À l’approche des Houches, la verticalité est une réalité. D’un côté la pente masque la vue, de l’autre le ravin juste à l’aplomb des rails inquiétera les plus sensibles au vertige, avant de franchir le spectaculaire viaduc Sainte-Marie long de 125 mètres et surplombant l’Arve à 52 mètres de hauteur, qui permet de changer de versant.
Au fil des arrêts, le train se remplit. Une colonie de vacances va découvrir Chamonix à la journée. Des randonneurs et leurs lourds sacs à dos vont rejoindre leur point de départ du jour. Les 90 places assises ne suffisent plus, il faut rester debout au milieu des sacs de randonnée, comme dans un tramway urbain, mais le train ne peut accepter plus de 150 personnes.
Der Sommer-TV-Hit! @srf zeigt ab heute täglich #schweizaktuell #srfalpenreise! Und #SchweizTourismus präsentiert tolle Reise-& Ferientipps entlang der Alpenreise-Route vom MontBlanc zur Rigi! Z.B. Den "Mont-Blanc Express" @valaiswallis @MartignyTourism pic.twitter.com/uPb0lzCKgA
— Der Schweiz-Experte (@STMediaCH) July 16, 2018
Une carte postale en mouvement
L’été, la ligne est à son maximum de fréquentation sur les 800 000 visiteurs annuels empruntant cette voie unique, où seuls les croisements entre trains peuvent se faire dans certaines gares, alors que près de 15 trains circulent par jour.
Au-dehors, le décor est digne d’une carte postale en mouvement. Le glacier des Bossons, le lac des Gaillands et son rocher d’escalade, puis l’aiguille du Midi… le trajet est une visite en soi sans effort, une façon très contemplative de découvrir la vallée de Chamonix et ses sommets mythiques : les Drus, la Verte, l’aiguille d’Argentière. Les appareils photo sont de sortie pour saisir ce panorama.
En arrivant à Montroc au point le plus haut à 1 380 mètres d’altitude, la transhumance d’un troupeau de chèvres et de brebis confirme la ruralité du territoire traversé. L’arrêt ne dessert que quelques maisons dans le cul-de-sac de la vallée, alors l’autre attrait de cette pause est bien l’environnement naturel où nombre de marcheurs ont prévu leur départ de randonnée. La sortie de cette impasse n’est possible qu’en pénétrant dans le long tunnel des Montets. Long de 1 882 mètres, il est l’un des 48 ouvrages d’art que compte la ligne du Mont-Blanc Express.

▶ **Consignes**:
a. Les affirmations suivantes concordent-elles avec le texte sur le Mont-Blanc Express ? (i) Le viaduc Sainte-Marie mesure 125 mètres de long. (ii) Le train peut accueillir jusqu'à 200 personnes. (iii) Le tunnel des Montets est le seul ouvrage d'art de la ligne. Répondez à chacune par oui ou par non et citez mot pour mot les termes du texte qui permettent de trancher.
b. Reproduisez à l'identique le passage du texte sur le Mont-Blanc Express qui commence par « À l’approche des » et se poursuit jusqu'à « changer de versant. ».

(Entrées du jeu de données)
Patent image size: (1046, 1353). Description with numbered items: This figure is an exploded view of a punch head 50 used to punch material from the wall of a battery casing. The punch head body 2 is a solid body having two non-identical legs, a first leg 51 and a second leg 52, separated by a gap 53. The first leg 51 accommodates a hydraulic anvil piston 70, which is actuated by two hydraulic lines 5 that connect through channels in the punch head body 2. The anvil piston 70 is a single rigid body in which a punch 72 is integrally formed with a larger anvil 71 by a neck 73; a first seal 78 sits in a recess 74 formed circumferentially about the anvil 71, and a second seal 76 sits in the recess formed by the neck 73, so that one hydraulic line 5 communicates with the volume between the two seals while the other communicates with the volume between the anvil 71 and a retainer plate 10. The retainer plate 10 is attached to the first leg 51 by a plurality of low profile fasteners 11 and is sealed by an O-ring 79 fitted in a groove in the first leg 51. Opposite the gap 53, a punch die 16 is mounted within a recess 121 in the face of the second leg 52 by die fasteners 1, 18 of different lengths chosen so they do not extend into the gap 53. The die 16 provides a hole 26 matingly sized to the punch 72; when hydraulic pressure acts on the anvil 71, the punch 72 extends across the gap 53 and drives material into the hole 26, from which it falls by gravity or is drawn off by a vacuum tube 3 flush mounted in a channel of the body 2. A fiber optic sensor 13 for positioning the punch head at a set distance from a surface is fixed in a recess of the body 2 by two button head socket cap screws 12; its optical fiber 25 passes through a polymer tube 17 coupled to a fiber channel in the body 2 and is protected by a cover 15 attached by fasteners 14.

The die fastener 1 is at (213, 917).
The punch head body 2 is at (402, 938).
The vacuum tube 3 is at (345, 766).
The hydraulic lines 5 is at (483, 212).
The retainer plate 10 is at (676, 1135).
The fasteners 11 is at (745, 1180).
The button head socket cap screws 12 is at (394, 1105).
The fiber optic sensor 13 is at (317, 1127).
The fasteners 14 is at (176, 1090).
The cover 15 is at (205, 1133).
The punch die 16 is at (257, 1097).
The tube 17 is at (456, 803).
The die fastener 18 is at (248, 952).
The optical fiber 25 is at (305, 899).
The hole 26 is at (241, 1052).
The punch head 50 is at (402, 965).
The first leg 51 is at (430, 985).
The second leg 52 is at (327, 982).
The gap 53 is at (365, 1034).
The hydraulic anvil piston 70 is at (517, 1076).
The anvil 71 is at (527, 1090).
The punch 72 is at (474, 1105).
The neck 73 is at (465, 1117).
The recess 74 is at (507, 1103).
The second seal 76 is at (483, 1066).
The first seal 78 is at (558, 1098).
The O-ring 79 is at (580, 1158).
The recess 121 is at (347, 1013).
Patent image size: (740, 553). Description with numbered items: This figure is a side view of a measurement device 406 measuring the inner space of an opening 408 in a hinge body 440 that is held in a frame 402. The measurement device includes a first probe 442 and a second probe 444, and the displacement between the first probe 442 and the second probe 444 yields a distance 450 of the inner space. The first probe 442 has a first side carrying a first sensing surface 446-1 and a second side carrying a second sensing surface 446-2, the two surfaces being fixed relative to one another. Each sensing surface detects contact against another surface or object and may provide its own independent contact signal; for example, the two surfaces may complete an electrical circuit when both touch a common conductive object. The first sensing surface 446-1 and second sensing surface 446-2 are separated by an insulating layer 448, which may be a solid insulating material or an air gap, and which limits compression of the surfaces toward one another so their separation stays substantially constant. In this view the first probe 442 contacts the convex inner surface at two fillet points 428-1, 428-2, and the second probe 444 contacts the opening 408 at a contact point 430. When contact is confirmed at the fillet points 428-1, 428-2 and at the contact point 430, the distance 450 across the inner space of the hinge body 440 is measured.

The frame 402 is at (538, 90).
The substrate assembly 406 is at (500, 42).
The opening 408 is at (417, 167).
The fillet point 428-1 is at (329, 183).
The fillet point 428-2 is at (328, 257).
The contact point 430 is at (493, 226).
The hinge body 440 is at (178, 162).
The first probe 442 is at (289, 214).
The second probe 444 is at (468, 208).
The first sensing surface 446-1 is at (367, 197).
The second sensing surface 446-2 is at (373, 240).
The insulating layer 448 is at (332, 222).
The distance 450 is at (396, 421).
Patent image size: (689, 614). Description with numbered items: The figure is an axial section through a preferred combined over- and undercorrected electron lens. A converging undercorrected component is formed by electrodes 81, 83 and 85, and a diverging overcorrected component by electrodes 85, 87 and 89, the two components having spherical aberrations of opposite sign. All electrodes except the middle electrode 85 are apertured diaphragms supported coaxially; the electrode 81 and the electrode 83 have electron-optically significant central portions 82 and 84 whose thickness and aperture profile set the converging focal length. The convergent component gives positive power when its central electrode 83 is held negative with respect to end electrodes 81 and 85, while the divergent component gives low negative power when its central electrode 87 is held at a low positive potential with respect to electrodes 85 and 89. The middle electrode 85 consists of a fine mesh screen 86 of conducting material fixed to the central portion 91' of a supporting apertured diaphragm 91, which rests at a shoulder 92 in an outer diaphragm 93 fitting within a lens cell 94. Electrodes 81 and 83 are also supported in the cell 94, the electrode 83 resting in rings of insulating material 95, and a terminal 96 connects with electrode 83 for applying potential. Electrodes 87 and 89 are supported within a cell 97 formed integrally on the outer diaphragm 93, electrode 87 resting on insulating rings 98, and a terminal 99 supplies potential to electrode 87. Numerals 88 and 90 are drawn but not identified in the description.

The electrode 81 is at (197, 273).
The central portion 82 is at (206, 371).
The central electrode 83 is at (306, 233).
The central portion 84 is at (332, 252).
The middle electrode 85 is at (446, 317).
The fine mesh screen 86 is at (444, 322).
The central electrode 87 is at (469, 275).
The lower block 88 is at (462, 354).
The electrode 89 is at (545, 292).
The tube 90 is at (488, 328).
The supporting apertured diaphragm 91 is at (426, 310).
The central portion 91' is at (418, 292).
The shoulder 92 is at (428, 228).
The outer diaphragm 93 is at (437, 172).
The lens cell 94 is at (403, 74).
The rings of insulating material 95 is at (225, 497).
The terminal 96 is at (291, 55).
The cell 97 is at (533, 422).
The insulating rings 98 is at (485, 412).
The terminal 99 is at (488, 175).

▶ **Corrigé**:
a.
(i) Oui : « le spectaculaire viaduc Sainte-Marie long de 125 mètres ».
(ii) Non : « le train ne peut accepter plus de 150 personnes ».
(iii) Non : « il est l’un des 48 ouvrages d’art que compte la ligne du Mont-Blanc Express ».

b.
À l’approche des Houches, la verticalité est une réalité. D’un côté la pente masque la vue, de l’autre le ravin juste à l’aplomb des rails inquiétera les plus sensibles au vertige, avant de franchir le spectaculaire viaduc Sainte-Marie long de 125 mètres et surplombant l’Arve à 52 mètres de hauteur, qui permet de changer de versant.